Data entries for graphics
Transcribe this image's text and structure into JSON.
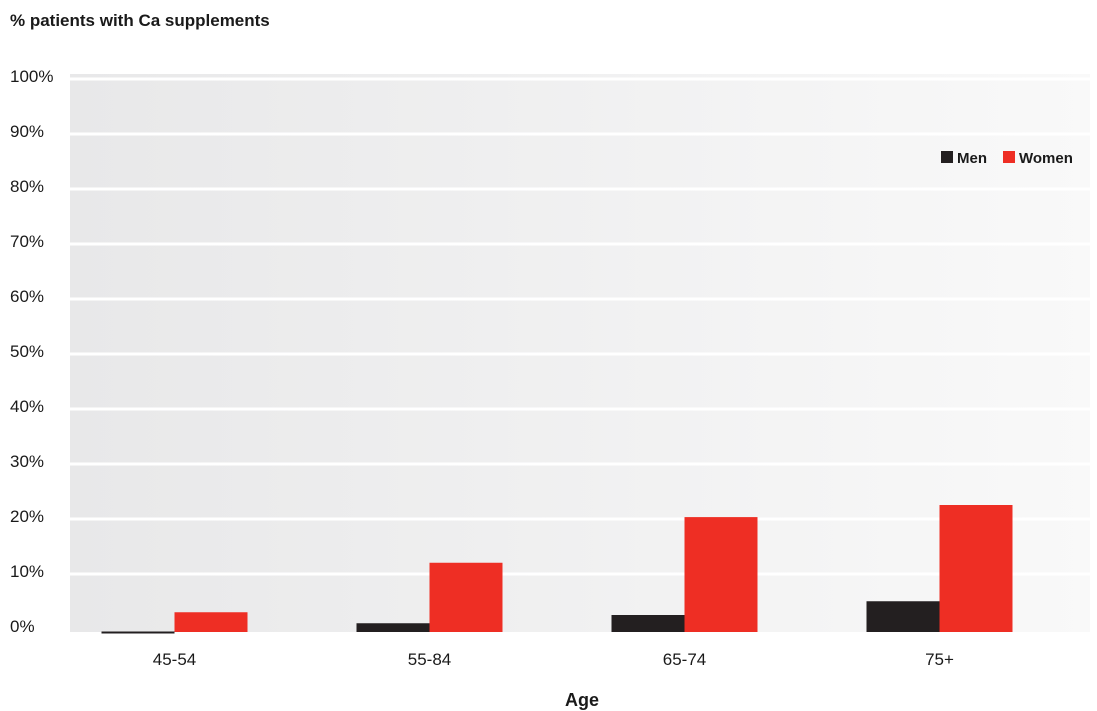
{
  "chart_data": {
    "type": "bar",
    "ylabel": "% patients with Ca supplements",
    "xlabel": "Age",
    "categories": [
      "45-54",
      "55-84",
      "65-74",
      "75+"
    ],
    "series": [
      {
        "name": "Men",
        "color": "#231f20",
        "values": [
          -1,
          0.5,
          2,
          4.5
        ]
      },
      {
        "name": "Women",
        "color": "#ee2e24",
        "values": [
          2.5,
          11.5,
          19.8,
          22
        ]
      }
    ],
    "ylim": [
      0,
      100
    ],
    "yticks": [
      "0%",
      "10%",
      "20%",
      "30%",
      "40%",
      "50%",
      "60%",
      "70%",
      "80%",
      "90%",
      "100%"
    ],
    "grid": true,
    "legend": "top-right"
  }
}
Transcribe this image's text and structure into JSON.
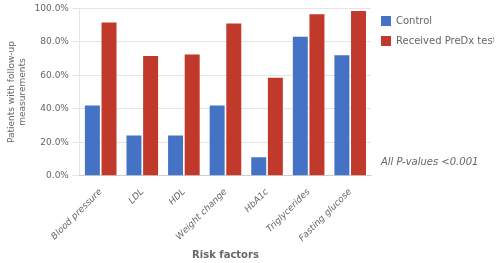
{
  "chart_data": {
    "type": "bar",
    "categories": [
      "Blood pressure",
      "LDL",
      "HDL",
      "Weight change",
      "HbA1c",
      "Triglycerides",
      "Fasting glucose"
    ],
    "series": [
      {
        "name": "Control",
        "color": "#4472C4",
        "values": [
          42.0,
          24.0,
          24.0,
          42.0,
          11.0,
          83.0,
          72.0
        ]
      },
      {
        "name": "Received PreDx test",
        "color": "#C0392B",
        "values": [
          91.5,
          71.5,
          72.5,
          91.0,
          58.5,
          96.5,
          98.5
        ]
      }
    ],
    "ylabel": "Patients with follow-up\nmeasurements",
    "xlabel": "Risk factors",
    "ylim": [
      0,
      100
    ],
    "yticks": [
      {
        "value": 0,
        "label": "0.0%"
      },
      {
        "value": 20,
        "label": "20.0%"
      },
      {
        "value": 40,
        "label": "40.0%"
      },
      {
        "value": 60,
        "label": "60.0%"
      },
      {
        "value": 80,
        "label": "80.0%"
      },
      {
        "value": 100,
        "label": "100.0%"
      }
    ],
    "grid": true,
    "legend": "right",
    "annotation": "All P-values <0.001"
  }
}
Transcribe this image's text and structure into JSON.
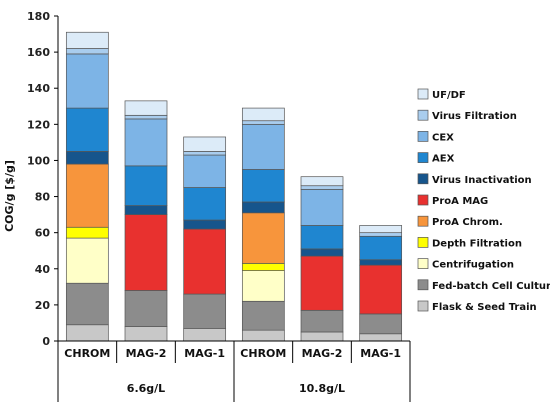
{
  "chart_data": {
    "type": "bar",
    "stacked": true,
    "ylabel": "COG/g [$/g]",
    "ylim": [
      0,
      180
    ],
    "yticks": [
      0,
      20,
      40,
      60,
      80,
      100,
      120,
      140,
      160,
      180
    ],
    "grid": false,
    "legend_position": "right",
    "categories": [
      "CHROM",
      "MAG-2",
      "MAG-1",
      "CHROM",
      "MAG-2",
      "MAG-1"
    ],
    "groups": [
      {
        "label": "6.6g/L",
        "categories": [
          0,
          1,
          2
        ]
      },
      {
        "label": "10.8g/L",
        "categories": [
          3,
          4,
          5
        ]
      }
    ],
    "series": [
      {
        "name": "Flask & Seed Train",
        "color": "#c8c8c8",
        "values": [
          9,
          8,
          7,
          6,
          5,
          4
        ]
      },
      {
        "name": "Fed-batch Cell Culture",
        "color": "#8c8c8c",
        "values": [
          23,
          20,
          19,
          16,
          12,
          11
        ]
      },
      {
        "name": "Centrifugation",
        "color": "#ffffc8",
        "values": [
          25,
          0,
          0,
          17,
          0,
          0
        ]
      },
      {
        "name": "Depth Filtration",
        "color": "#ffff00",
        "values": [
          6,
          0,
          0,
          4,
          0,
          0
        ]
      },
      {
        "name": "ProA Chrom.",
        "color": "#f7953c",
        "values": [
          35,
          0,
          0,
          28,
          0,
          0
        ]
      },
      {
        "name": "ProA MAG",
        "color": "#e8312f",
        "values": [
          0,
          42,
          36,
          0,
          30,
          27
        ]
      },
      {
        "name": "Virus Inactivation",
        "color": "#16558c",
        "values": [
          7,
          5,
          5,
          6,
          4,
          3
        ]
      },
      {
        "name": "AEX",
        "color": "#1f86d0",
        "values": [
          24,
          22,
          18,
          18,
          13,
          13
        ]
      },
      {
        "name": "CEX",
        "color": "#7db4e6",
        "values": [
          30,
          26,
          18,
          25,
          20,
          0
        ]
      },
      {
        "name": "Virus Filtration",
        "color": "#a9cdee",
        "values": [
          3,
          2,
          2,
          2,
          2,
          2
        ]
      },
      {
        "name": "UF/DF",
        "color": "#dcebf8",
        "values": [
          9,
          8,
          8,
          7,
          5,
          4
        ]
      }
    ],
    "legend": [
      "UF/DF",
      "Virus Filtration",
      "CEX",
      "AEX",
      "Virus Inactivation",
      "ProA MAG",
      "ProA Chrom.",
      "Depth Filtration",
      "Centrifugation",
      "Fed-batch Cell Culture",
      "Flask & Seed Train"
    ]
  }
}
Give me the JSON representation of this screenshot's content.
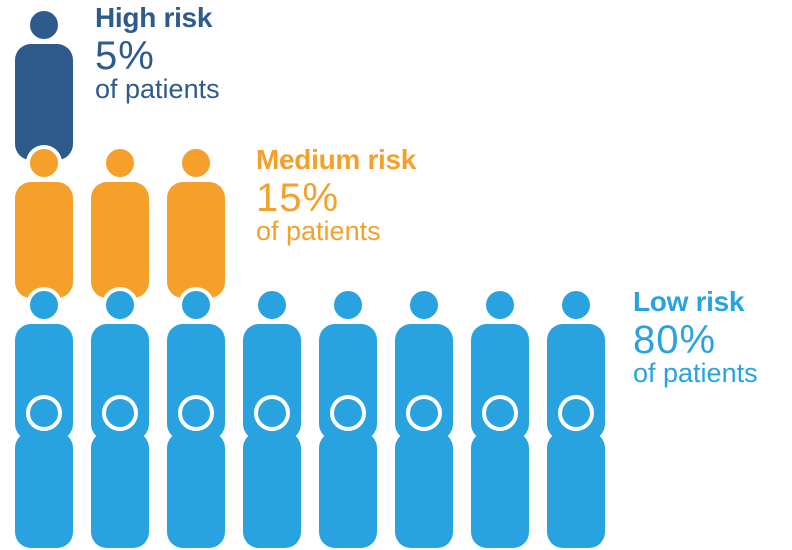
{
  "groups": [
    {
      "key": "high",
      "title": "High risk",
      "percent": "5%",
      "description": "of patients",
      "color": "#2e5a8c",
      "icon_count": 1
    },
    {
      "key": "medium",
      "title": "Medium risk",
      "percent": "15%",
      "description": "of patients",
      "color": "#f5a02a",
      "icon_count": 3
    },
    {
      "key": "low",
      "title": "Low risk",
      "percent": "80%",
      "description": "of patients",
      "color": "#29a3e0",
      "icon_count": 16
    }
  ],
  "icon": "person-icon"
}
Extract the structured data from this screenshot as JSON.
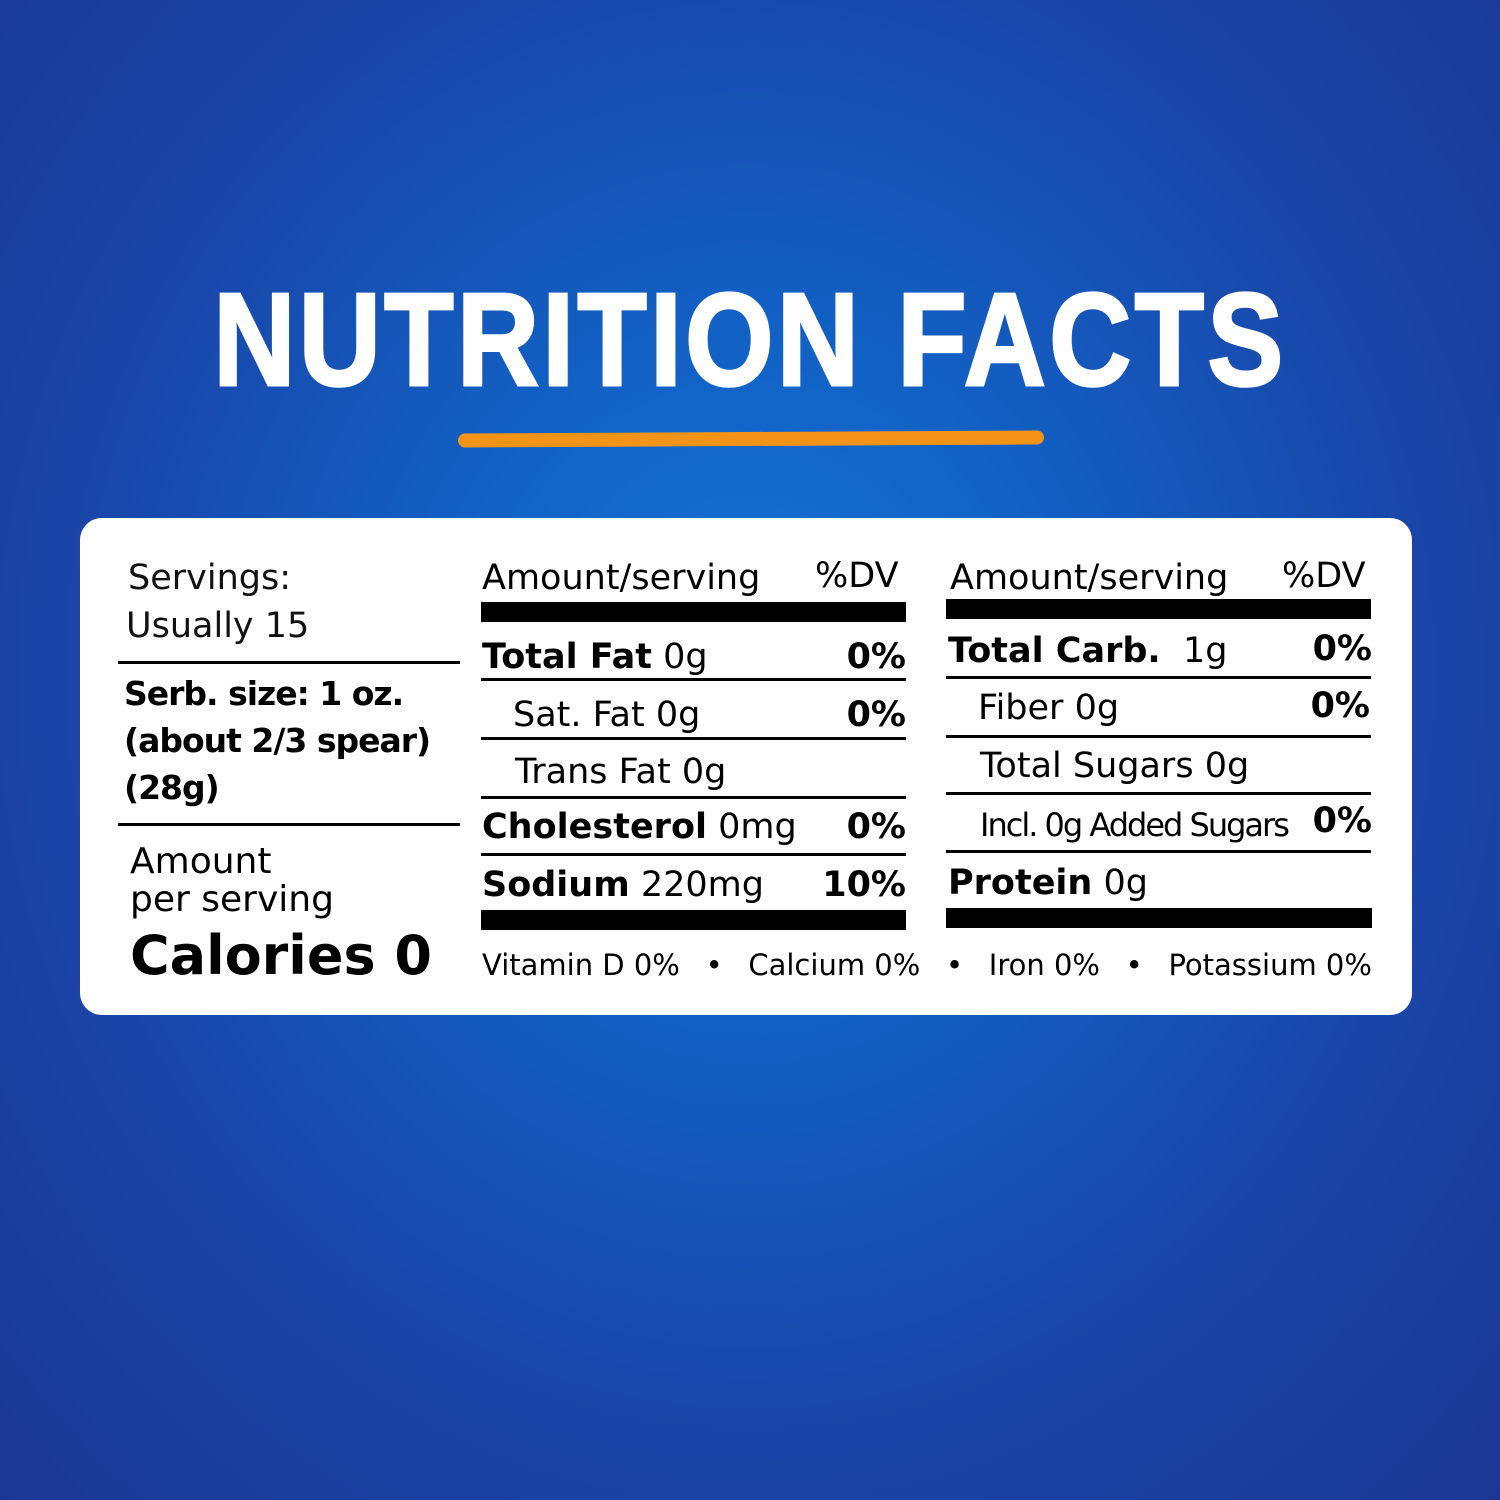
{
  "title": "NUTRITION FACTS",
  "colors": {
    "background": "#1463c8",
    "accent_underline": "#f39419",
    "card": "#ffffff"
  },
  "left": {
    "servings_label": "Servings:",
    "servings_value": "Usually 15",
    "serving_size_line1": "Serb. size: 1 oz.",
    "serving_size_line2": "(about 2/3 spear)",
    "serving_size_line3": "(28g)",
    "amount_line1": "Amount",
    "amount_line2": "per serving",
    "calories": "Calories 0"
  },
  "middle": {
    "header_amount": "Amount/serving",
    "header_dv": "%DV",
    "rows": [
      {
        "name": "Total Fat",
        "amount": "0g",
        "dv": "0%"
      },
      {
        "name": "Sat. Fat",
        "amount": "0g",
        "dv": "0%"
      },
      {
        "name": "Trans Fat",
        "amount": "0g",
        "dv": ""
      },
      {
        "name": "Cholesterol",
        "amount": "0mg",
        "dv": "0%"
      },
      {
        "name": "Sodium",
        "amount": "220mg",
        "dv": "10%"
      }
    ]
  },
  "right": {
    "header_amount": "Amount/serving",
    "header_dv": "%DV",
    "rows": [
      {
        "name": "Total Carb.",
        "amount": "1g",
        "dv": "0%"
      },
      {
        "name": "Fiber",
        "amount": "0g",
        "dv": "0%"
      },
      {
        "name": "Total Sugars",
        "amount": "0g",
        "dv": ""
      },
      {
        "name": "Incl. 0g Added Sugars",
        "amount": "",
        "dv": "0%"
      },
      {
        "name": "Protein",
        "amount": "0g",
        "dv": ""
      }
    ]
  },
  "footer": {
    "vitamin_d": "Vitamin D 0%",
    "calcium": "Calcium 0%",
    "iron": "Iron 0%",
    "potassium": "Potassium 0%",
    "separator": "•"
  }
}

TRY IT:
If a line in the records holds the string "Sugars", copy it.

ANSWER SECTION:
        "name": "Total Sugars",
        "name": "Incl. 0g Added Sugars",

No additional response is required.